Job ->
Go through the listing and copy each line with the string "text".

Records for the task ->
------------------------------------------------------------
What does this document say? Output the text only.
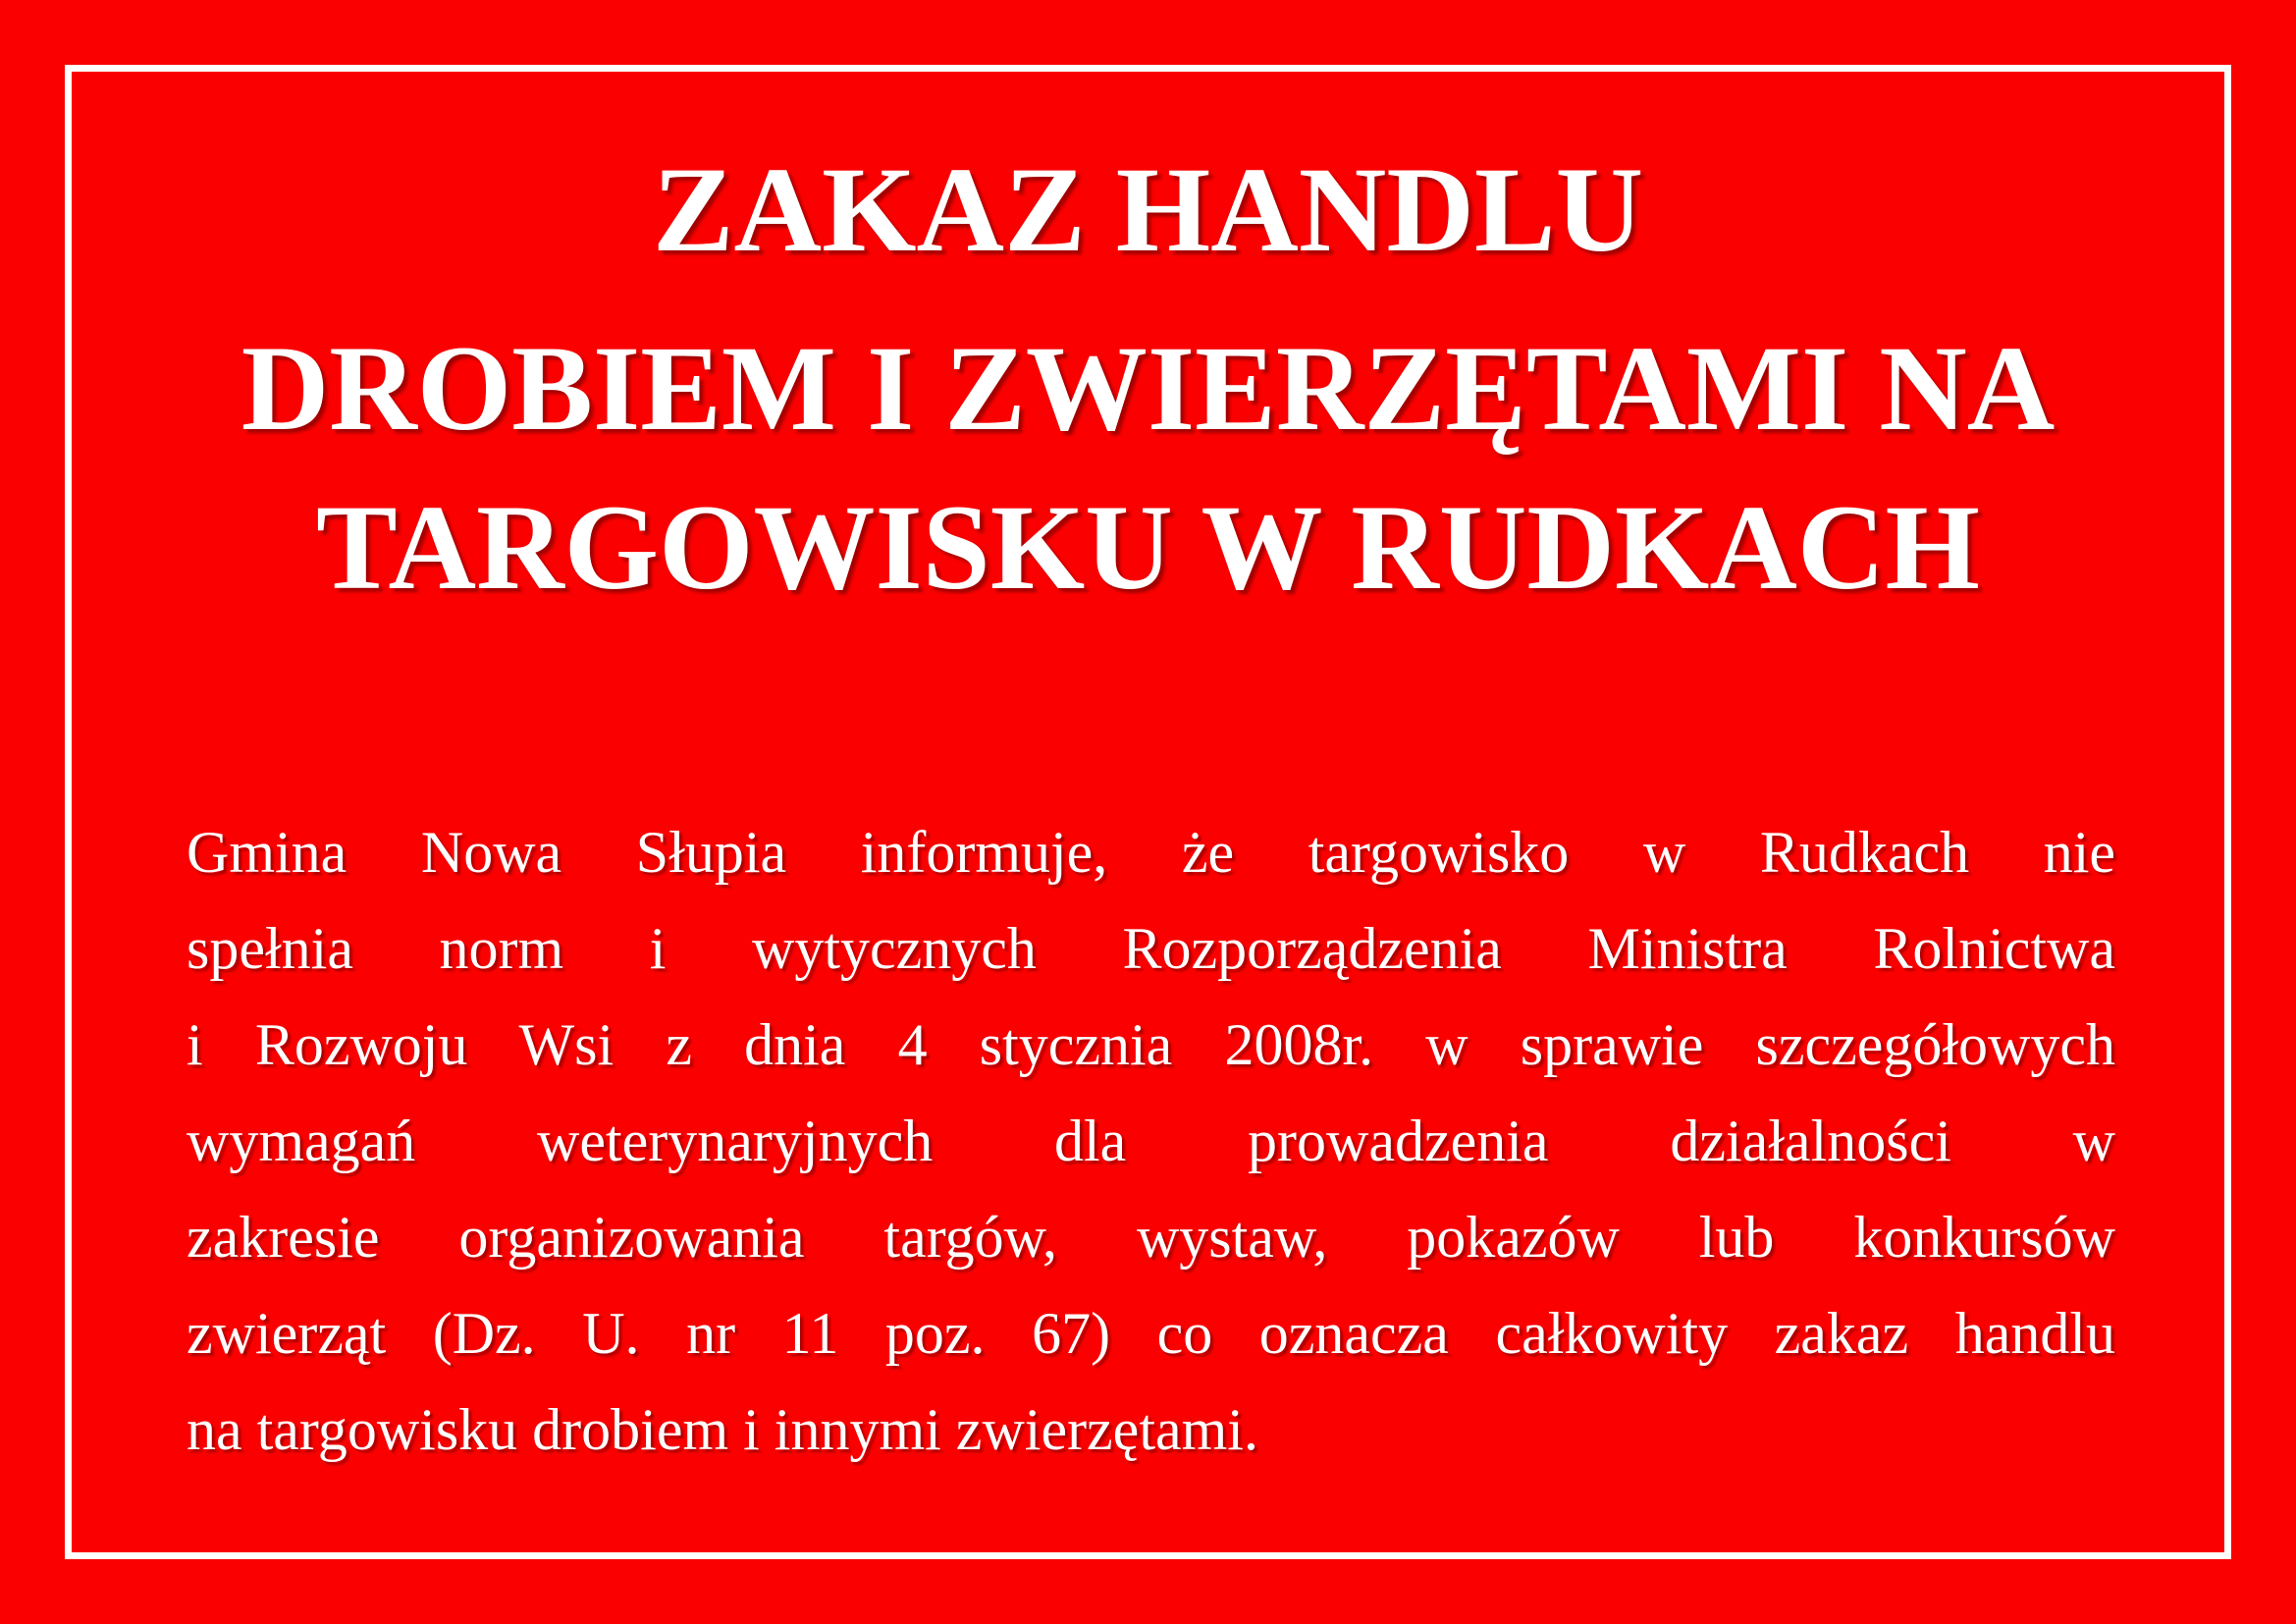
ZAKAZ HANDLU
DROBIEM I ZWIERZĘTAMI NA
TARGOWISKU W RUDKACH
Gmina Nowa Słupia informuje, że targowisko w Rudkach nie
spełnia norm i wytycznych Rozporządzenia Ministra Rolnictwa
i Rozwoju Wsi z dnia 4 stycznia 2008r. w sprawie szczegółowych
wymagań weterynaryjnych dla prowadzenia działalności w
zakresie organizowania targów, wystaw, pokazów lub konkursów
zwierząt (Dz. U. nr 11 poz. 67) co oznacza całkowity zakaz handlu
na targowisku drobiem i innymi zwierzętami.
------------------------------------------------------------
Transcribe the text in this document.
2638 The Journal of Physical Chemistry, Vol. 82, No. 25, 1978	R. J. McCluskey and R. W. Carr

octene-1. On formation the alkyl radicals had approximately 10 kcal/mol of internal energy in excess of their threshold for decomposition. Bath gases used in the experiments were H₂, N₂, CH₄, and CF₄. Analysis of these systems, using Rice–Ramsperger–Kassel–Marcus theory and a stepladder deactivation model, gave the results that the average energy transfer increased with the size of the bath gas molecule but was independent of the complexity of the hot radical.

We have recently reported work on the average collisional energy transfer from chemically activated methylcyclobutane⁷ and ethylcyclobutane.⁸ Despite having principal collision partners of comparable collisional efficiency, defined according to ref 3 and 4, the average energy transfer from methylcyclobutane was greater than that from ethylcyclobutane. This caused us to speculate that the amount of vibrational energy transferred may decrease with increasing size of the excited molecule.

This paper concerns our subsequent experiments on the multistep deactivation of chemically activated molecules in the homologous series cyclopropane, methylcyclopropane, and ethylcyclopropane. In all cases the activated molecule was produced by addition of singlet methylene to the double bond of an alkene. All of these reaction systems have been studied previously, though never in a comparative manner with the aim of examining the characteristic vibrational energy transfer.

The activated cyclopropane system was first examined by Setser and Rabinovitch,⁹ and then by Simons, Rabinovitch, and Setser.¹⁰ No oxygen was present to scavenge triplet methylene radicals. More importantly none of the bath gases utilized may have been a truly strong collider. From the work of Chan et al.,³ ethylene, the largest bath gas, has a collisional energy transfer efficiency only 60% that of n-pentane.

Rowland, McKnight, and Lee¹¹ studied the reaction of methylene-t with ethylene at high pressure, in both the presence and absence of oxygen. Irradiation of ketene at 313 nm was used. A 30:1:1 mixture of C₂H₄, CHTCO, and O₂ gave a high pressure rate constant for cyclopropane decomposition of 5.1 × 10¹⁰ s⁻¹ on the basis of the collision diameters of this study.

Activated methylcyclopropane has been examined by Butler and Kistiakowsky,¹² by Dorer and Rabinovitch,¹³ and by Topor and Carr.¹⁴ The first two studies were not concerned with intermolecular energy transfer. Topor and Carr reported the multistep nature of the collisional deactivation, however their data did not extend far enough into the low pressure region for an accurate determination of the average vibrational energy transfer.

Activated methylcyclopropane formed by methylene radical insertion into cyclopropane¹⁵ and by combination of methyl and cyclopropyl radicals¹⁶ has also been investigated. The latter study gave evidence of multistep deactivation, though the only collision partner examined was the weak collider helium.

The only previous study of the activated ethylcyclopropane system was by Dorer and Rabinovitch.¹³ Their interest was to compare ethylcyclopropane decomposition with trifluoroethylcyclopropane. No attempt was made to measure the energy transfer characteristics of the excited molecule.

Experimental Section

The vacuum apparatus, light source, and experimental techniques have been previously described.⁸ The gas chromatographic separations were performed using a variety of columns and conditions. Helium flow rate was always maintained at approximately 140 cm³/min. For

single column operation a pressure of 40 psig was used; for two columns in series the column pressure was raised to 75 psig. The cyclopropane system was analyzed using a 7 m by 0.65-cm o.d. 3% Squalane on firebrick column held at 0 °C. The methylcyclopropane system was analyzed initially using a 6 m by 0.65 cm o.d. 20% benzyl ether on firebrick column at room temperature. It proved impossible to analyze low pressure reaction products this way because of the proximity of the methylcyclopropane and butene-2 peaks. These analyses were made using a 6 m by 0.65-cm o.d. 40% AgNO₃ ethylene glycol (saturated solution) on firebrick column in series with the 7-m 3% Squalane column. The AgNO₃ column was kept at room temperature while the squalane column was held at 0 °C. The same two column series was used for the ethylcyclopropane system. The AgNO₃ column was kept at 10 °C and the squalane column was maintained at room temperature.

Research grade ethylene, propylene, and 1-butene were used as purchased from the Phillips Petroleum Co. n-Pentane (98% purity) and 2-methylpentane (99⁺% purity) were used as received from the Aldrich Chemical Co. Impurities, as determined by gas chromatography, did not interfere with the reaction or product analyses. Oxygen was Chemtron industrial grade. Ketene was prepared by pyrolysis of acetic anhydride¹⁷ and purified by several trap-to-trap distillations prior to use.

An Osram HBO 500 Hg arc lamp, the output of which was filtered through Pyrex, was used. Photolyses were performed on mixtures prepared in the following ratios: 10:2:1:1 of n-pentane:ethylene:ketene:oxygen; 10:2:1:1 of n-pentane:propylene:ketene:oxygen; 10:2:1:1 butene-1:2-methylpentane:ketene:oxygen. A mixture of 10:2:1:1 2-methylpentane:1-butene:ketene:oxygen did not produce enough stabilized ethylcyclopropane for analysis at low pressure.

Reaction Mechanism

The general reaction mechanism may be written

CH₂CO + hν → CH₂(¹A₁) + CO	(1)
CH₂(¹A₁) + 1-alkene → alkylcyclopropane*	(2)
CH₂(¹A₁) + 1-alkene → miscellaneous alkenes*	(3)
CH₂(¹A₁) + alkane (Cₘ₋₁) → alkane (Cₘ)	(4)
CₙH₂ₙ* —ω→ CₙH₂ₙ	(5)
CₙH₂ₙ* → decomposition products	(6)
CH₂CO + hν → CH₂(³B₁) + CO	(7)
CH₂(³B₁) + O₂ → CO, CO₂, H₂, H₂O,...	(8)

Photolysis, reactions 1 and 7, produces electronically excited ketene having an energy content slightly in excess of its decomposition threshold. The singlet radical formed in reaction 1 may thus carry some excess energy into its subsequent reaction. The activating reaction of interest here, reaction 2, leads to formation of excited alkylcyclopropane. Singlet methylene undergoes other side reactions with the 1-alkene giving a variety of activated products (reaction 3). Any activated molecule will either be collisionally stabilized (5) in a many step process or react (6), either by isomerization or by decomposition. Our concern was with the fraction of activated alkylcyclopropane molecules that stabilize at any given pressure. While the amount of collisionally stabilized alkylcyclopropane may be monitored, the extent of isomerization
------------------------------------------------------------
Output ->
What does this document say? Output the text only.
Transcribe the text in this document.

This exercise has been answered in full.